== Record set ==
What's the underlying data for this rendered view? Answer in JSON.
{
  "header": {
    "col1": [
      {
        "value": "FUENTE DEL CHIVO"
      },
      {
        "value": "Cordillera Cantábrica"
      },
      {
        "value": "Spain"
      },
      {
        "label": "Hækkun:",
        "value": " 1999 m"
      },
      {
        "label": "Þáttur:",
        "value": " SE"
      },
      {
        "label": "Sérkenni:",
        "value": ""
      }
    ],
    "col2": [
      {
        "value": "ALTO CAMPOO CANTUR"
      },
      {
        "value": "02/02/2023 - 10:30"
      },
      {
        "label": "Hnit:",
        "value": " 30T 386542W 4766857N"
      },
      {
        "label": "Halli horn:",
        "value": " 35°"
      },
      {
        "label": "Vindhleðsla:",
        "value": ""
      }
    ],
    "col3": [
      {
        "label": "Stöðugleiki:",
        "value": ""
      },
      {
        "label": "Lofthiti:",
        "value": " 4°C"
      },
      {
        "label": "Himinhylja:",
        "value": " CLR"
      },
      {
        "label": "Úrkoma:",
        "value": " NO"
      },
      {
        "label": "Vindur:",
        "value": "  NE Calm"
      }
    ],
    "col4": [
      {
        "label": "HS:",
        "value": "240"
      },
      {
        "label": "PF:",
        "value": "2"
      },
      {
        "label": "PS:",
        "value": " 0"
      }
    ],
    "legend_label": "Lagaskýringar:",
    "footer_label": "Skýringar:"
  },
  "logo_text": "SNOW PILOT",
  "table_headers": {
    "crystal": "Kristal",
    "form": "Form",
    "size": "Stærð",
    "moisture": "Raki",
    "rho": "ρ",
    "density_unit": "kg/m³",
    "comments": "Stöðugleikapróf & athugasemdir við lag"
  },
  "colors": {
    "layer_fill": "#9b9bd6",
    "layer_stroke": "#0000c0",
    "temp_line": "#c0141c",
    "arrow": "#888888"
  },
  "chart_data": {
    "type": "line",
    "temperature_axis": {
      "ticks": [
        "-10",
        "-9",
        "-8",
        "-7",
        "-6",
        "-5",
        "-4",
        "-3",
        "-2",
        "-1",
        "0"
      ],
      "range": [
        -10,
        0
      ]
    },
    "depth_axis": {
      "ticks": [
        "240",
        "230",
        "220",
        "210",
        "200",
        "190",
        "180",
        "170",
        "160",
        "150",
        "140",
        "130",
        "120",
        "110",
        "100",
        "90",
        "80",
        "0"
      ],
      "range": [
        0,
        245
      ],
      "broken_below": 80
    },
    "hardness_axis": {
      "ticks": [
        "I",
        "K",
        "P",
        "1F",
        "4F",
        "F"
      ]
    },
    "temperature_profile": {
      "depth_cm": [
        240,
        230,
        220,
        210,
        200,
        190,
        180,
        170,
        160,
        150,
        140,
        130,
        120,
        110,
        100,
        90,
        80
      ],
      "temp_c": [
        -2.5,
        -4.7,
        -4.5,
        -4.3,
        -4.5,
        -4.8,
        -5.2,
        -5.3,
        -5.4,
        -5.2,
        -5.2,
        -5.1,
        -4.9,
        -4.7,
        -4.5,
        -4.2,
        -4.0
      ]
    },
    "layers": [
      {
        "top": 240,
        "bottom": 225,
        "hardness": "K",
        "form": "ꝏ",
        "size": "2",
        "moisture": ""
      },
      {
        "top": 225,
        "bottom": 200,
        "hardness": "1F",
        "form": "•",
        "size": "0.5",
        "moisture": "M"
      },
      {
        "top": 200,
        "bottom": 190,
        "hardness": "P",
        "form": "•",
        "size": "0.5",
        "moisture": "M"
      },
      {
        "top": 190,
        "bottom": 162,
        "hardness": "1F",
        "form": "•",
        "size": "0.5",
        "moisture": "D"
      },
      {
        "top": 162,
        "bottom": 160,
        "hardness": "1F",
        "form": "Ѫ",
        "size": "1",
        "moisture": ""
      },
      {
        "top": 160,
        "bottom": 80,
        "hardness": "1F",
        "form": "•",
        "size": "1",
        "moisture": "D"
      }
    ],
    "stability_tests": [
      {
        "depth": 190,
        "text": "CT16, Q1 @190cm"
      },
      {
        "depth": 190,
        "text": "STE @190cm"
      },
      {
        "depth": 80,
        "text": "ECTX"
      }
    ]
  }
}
===
◆ Given instruction
Extract the listing in its entirety, matching it exactly.

◆ Answer for this exercise
What's the underlying data for this rendered view? Answer in JSON.
{
  "header": {
    "col1": [
      {
        "value": "FUENTE DEL CHIVO"
      },
      {
        "value": "Cordillera Cantábrica"
      },
      {
        "value": "Spain"
      },
      {
        "label": "Hækkun:",
        "value": " 1999 m"
      },
      {
        "label": "Þáttur:",
        "value": " SE"
      },
      {
        "label": "Sérkenni:",
        "value": ""
      }
    ],
    "col2": [
      {
        "value": "ALTO CAMPOO CANTUR"
      },
      {
        "value": "02/02/2023 - 10:30"
      },
      {
        "label": "Hnit:",
        "value": " 30T 386542W 4766857N"
      },
      {
        "label": "Halli horn:",
        "value": " 35°"
      },
      {
        "label": "Vindhleðsla:",
        "value": ""
      }
    ],
    "col3": [
      {
        "label": "Stöðugleiki:",
        "value": ""
      },
      {
        "label": "Lofthiti:",
        "value": " 4°C"
      },
      {
        "label": "Himinhylja:",
        "value": " CLR"
      },
      {
        "label": "Úrkoma:",
        "value": " NO"
      },
      {
        "label": "Vindur:",
        "value": "  NE Calm"
      }
    ],
    "col4": [
      {
        "label": "HS:",
        "value": "240"
      },
      {
        "label": "PF:",
        "value": "2"
      },
      {
        "label": "PS:",
        "value": " 0"
      }
    ],
    "legend_label": "Lagaskýringar:",
    "footer_label": "Skýringar:"
  },
  "logo_text": "SNOW PILOT",
  "table_headers": {
    "crystal": "Kristal",
    "form": "Form",
    "size": "Stærð",
    "moisture": "Raki",
    "rho": "ρ",
    "density_unit": "kg/m³",
    "comments": "Stöðugleikapróf & athugasemdir við lag"
  },
  "colors": {
    "layer_fill": "#9b9bd6",
    "layer_stroke": "#0000c0",
    "temp_line": "#c0141c",
    "arrow": "#888888"
  },
  "chart_data": {
    "type": "line",
    "temperature_axis": {
      "ticks": [
        "-10",
        "-9",
        "-8",
        "-7",
        "-6",
        "-5",
        "-4",
        "-3",
        "-2",
        "-1",
        "0"
      ],
      "range": [
        -10,
        0
      ]
    },
    "depth_axis": {
      "ticks": [
        "240",
        "230",
        "220",
        "210",
        "200",
        "190",
        "180",
        "170",
        "160",
        "150",
        "140",
        "130",
        "120",
        "110",
        "100",
        "90",
        "80",
        "0"
      ],
      "range": [
        0,
        245
      ],
      "broken_below": 80
    },
    "hardness_axis": {
      "ticks": [
        "I",
        "K",
        "P",
        "1F",
        "4F",
        "F"
      ]
    },
    "temperature_profile": {
      "depth_cm": [
        240,
        230,
        220,
        210,
        200,
        190,
        180,
        170,
        160,
        150,
        140,
        130,
        120,
        110,
        100,
        90,
        80
      ],
      "temp_c": [
        -2.5,
        -4.7,
        -4.5,
        -4.3,
        -4.5,
        -4.8,
        -5.2,
        -5.3,
        -5.4,
        -5.2,
        -5.2,
        -5.1,
        -4.9,
        -4.7,
        -4.5,
        -4.2,
        -4.0
      ]
    },
    "layers": [
      {
        "top": 240,
        "bottom": 225,
        "hardness": "K",
        "form": "ꝏ",
        "size": "2",
        "moisture": ""
      },
      {
        "top": 225,
        "bottom": 200,
        "hardness": "1F",
        "form": "•",
        "size": "0.5",
        "moisture": "M"
      },
      {
        "top": 200,
        "bottom": 190,
        "hardness": "P",
        "form": "•",
        "size": "0.5",
        "moisture": "M"
      },
      {
        "top": 190,
        "bottom": 162,
        "hardness": "1F",
        "form": "•",
        "size": "0.5",
        "moisture": "D"
      },
      {
        "top": 162,
        "bottom": 160,
        "hardness": "1F",
        "form": "Ѫ",
        "size": "1",
        "moisture": ""
      },
      {
        "top": 160,
        "bottom": 80,
        "hardness": "1F",
        "form": "•",
        "size": "1",
        "moisture": "D"
      }
    ],
    "stability_tests": [
      {
        "depth": 190,
        "text": "CT16, Q1 @190cm"
      },
      {
        "depth": 190,
        "text": "STE @190cm"
      },
      {
        "depth": 80,
        "text": "ECTX"
      }
    ]
  }
}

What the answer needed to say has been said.